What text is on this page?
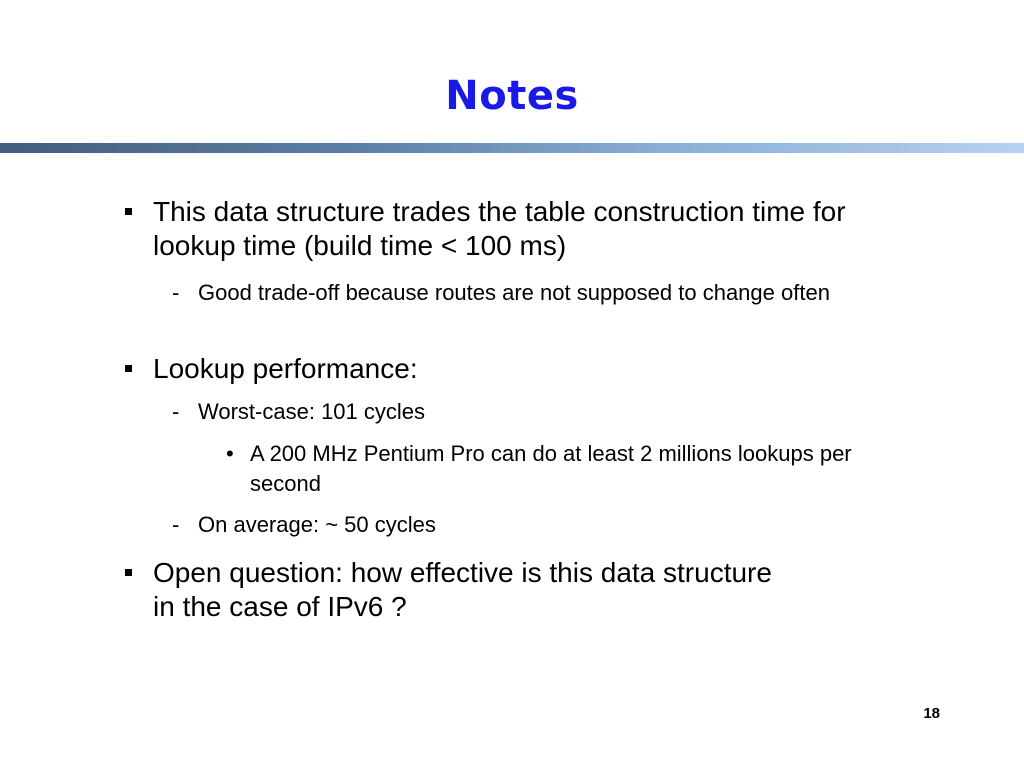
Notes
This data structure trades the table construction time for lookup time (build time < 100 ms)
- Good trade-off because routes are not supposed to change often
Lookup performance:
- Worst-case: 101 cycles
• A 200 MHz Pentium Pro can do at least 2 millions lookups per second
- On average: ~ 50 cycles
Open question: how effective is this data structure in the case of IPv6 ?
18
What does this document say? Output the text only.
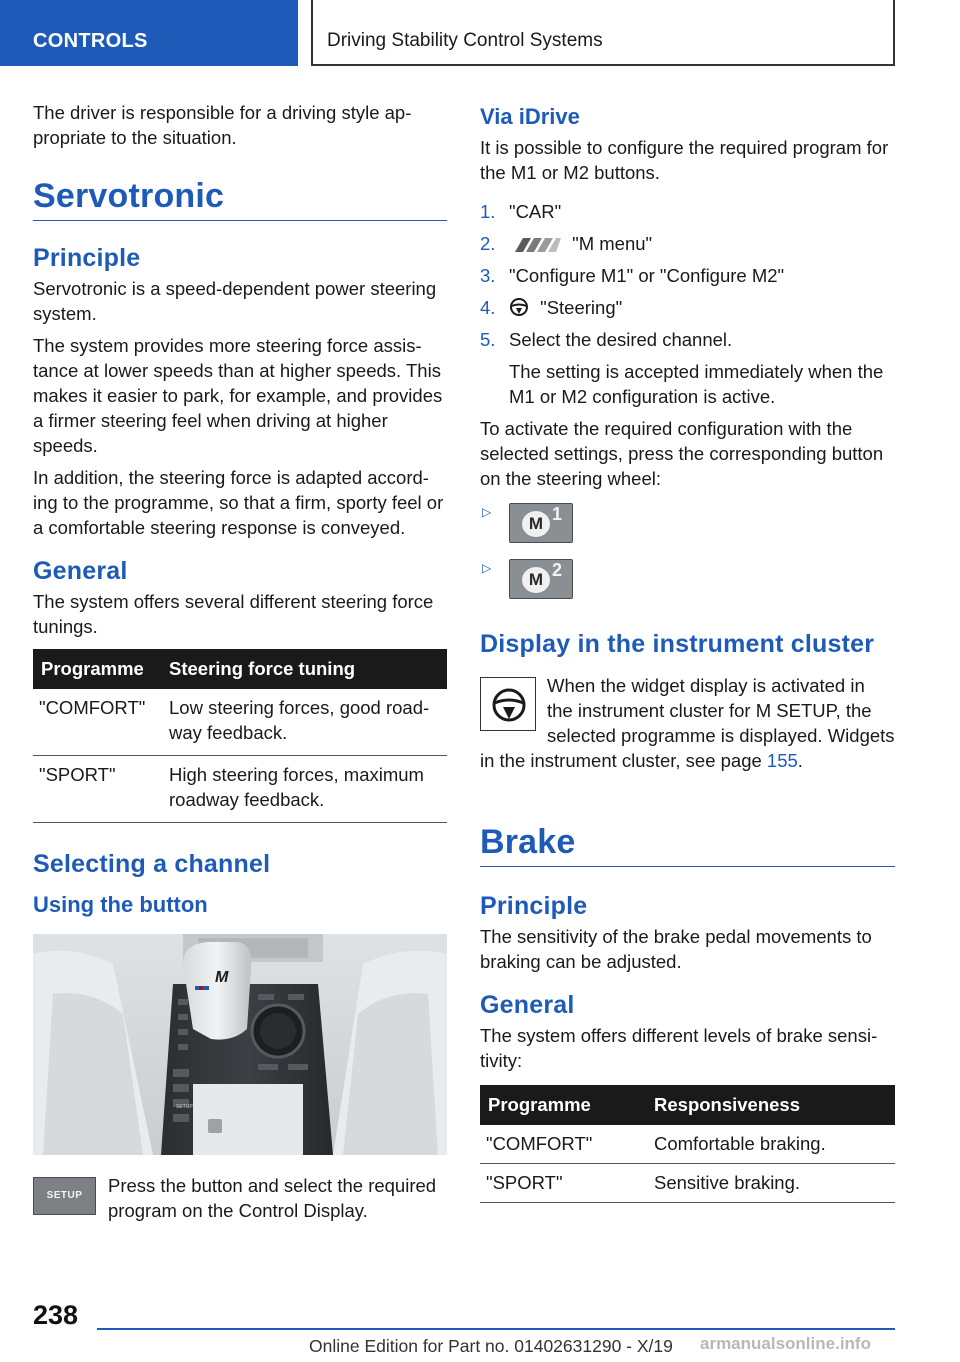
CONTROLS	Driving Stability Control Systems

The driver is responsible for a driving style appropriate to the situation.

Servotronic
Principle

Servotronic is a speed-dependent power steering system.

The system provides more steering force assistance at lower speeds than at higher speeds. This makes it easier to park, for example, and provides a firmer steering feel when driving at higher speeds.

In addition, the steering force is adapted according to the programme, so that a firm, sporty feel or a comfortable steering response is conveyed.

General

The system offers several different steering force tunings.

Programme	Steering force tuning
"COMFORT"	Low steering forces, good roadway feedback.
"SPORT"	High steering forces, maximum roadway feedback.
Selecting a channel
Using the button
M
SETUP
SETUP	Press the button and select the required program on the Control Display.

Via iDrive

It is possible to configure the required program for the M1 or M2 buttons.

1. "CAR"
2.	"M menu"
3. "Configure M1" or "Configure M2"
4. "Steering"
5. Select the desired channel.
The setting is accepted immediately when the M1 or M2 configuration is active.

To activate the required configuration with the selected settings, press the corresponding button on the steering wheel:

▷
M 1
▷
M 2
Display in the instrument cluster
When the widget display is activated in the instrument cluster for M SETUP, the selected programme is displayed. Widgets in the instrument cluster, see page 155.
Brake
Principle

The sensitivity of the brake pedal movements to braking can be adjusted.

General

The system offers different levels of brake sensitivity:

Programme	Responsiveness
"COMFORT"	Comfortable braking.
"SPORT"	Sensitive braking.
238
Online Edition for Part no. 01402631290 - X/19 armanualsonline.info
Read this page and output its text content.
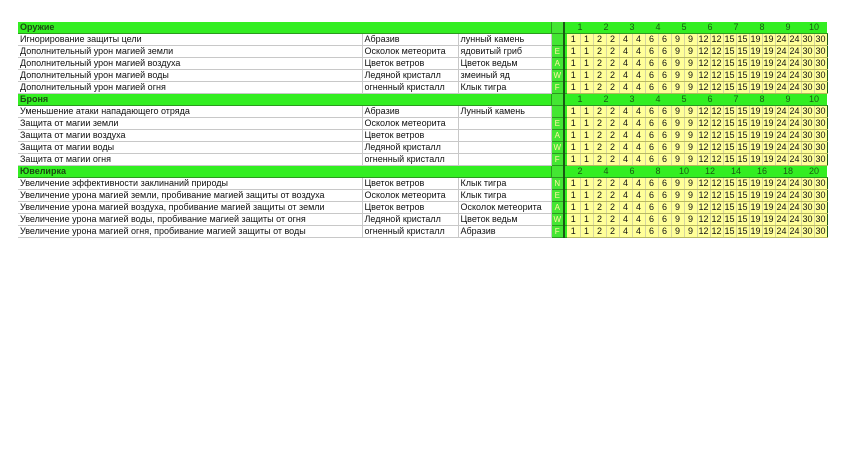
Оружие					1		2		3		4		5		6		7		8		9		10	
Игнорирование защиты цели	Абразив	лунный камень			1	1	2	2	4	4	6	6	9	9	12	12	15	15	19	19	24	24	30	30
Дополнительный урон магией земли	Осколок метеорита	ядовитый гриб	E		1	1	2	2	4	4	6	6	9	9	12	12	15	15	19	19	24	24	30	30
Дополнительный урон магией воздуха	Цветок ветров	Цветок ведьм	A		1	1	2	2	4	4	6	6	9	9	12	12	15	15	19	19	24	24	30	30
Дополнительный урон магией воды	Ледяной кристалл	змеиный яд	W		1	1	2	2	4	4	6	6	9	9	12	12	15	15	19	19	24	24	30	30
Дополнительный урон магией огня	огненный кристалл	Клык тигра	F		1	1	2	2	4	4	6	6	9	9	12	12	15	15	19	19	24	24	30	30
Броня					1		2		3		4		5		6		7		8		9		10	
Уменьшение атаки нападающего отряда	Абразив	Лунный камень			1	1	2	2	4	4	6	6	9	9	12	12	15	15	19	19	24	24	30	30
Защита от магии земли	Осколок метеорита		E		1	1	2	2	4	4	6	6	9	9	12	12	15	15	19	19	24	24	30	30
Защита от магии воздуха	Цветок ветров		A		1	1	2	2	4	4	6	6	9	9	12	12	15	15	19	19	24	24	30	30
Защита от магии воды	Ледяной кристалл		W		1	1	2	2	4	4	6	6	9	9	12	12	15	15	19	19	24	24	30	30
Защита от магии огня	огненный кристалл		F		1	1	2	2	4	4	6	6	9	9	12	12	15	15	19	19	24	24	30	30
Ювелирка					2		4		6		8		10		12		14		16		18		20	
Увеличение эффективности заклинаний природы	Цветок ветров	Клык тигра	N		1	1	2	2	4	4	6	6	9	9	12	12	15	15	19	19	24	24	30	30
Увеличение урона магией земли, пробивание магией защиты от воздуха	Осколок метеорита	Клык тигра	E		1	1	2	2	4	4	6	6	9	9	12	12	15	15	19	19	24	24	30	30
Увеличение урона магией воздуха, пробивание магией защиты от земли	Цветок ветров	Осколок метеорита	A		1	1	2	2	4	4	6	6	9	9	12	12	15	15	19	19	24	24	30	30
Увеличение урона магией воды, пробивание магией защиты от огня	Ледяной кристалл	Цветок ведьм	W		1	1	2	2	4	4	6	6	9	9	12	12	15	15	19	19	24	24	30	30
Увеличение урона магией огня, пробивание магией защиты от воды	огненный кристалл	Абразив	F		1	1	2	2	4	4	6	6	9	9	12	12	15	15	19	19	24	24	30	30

**********

* _Task to carry out_:
Reproduce the whole listing word for word, setting aside any pictures.

* _Result below_:
What text is on this page?
Notes
This data structure trades the table construction time for lookup time (build time < 100 ms)
- Good trade-off because routes are not supposed to change often
Lookup performance:
- Worst-case: 101 cycles
• A 200 MHz Pentium Pro can do at least 2 millions lookups per second
- On average: ~ 50 cycles
Open question: how effective is this data structure in the case of IPv6 ?
18
What does this document say? Output the text only.
CONTROLS	Driving Stability Control Systems

The driver is responsible for a driving style appropriate to the situation.

Servotronic
Principle

Servotronic is a speed-dependent power steering system.

The system provides more steering force assistance at lower speeds than at higher speeds. This makes it easier to park, for example, and provides a firmer steering feel when driving at higher speeds.

In addition, the steering force is adapted according to the programme, so that a firm, sporty feel or a comfortable steering response is conveyed.

General

The system offers several different steering force tunings.

Programme	Steering force tuning
"COMFORT"	Low steering forces, good roadway feedback.
"SPORT"	High steering forces, maximum roadway feedback.
Selecting a channel
Using the button
M
SETUP
SETUP	Press the button and select the required program on the Control Display.

Via iDrive

It is possible to configure the required program for the M1 or M2 buttons.

1. "CAR"
2.	"M menu"
3. "Configure M1" or "Configure M2"
4. "Steering"
5. Select the desired channel.
The setting is accepted immediately when the M1 or M2 configuration is active.

To activate the required configuration with the selected settings, press the corresponding button on the steering wheel:

▷
M 1
▷
M 2
Display in the instrument cluster
When the widget display is activated in the instrument cluster for M SETUP, the selected programme is displayed. Widgets in the instrument cluster, see page 155.
Brake
Principle

The sensitivity of the brake pedal movements to braking can be adjusted.

General

The system offers different levels of brake sensitivity:

Programme	Responsiveness
"COMFORT"	Comfortable braking.
"SPORT"	Sensitive braking.
238
Online Edition for Part no. 01402631290 - X/19 armanualsonline.info
Read this page and output its text content.
Оружие					1		2		3		4		5		6		7		8		9		10	
Игнорирование защиты цели	Абразив	лунный камень			1	1	2	2	4	4	6	6	9	9	12	12	15	15	19	19	24	24	30	30
Дополнительный урон магией земли	Осколок метеорита	ядовитый гриб	E		1	1	2	2	4	4	6	6	9	9	12	12	15	15	19	19	24	24	30	30
Дополнительный урон магией воздуха	Цветок ветров	Цветок ведьм	A		1	1	2	2	4	4	6	6	9	9	12	12	15	15	19	19	24	24	30	30
Дополнительный урон магией воды	Ледяной кристалл	змеиный яд	W		1	1	2	2	4	4	6	6	9	9	12	12	15	15	19	19	24	24	30	30
Дополнительный урон магией огня	огненный кристалл	Клык тигра	F		1	1	2	2	4	4	6	6	9	9	12	12	15	15	19	19	24	24	30	30
Броня					1		2		3		4		5		6		7		8		9		10	
Уменьшение атаки нападающего отряда	Абразив	Лунный камень			1	1	2	2	4	4	6	6	9	9	12	12	15	15	19	19	24	24	30	30
Защита от магии земли	Осколок метеорита		E		1	1	2	2	4	4	6	6	9	9	12	12	15	15	19	19	24	24	30	30
Защита от магии воздуха	Цветок ветров		A		1	1	2	2	4	4	6	6	9	9	12	12	15	15	19	19	24	24	30	30
Защита от магии воды	Ледяной кристалл		W		1	1	2	2	4	4	6	6	9	9	12	12	15	15	19	19	24	24	30	30
Защита от магии огня	огненный кристалл		F		1	1	2	2	4	4	6	6	9	9	12	12	15	15	19	19	24	24	30	30
Ювелирка					2		4		6		8		10		12		14		16		18		20	
Увеличение эффективности заклинаний природы	Цветок ветров	Клык тигра	N		1	1	2	2	4	4	6	6	9	9	12	12	15	15	19	19	24	24	30	30
Увеличение урона магией земли, пробивание магией защиты от воздуха	Осколок метеорита	Клык тигра	E		1	1	2	2	4	4	6	6	9	9	12	12	15	15	19	19	24	24	30	30
Увеличение урона магией воздуха, пробивание магией защиты от земли	Цветок ветров	Осколок метеорита	A		1	1	2	2	4	4	6	6	9	9	12	12	15	15	19	19	24	24	30	30
Увеличение урона магией воды, пробивание магией защиты от огня	Ледяной кристалл	Цветок ведьм	W		1	1	2	2	4	4	6	6	9	9	12	12	15	15	19	19	24	24	30	30
Увеличение урона магией огня, пробивание магией защиты от воды	огненный кристалл	Абразив	F		1	1	2	2	4	4	6	6	9	9	12	12	15	15	19	19	24	24	30	30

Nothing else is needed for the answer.